* Start Materials provided *

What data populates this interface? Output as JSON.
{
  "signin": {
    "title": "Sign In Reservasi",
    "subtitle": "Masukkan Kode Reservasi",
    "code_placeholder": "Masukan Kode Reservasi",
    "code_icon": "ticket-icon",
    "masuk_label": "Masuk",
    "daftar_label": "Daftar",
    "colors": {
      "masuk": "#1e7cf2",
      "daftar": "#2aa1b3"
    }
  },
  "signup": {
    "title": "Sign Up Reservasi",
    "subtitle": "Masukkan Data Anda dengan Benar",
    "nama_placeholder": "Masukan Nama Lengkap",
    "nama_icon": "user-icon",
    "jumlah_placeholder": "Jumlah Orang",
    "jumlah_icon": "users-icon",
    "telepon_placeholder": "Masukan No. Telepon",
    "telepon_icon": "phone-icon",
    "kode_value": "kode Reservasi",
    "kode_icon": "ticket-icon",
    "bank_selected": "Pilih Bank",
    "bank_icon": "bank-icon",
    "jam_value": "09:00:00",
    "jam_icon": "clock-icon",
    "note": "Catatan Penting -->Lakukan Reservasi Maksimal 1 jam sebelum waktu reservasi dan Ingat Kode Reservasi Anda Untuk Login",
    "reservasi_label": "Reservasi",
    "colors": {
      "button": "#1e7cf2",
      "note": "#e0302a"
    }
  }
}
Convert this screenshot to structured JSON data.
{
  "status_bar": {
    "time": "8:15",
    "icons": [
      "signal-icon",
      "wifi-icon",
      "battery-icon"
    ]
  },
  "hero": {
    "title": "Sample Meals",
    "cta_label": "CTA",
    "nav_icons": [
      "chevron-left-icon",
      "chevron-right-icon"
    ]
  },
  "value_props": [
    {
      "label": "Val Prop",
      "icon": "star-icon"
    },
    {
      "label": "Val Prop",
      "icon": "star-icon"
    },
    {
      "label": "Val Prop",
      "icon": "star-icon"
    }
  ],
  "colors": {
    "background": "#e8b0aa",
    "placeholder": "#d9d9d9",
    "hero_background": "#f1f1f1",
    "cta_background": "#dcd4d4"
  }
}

* End Materials provided *

**What you should do**
Repeat the lines above exactly.

**Task result**
What data populates this interface? Output as JSON.
{
  "signin": {
    "title": "Sign In Reservasi",
    "subtitle": "Masukkan Kode Reservasi",
    "code_placeholder": "Masukan Kode Reservasi",
    "code_icon": "ticket-icon",
    "masuk_label": "Masuk",
    "daftar_label": "Daftar",
    "colors": {
      "masuk": "#1e7cf2",
      "daftar": "#2aa1b3"
    }
  },
  "signup": {
    "title": "Sign Up Reservasi",
    "subtitle": "Masukkan Data Anda dengan Benar",
    "nama_placeholder": "Masukan Nama Lengkap",
    "nama_icon": "user-icon",
    "jumlah_placeholder": "Jumlah Orang",
    "jumlah_icon": "users-icon",
    "telepon_placeholder": "Masukan No. Telepon",
    "telepon_icon": "phone-icon",
    "kode_value": "kode Reservasi",
    "kode_icon": "ticket-icon",
    "bank_selected": "Pilih Bank",
    "bank_icon": "bank-icon",
    "jam_value": "09:00:00",
    "jam_icon": "clock-icon",
    "note": "Catatan Penting -->Lakukan Reservasi Maksimal 1 jam sebelum waktu reservasi dan Ingat Kode Reservasi Anda Untuk Login",
    "reservasi_label": "Reservasi",
    "colors": {
      "button": "#1e7cf2",
      "note": "#e0302a"
    }
  }
}
Convert this screenshot to structured JSON data.
{
  "status_bar": {
    "time": "8:15",
    "icons": [
      "signal-icon",
      "wifi-icon",
      "battery-icon"
    ]
  },
  "hero": {
    "title": "Sample Meals",
    "cta_label": "CTA",
    "nav_icons": [
      "chevron-left-icon",
      "chevron-right-icon"
    ]
  },
  "value_props": [
    {
      "label": "Val Prop",
      "icon": "star-icon"
    },
    {
      "label": "Val Prop",
      "icon": "star-icon"
    },
    {
      "label": "Val Prop",
      "icon": "star-icon"
    }
  ],
  "colors": {
    "background": "#e8b0aa",
    "placeholder": "#d9d9d9",
    "hero_background": "#f1f1f1",
    "cta_background": "#dcd4d4"
  }
}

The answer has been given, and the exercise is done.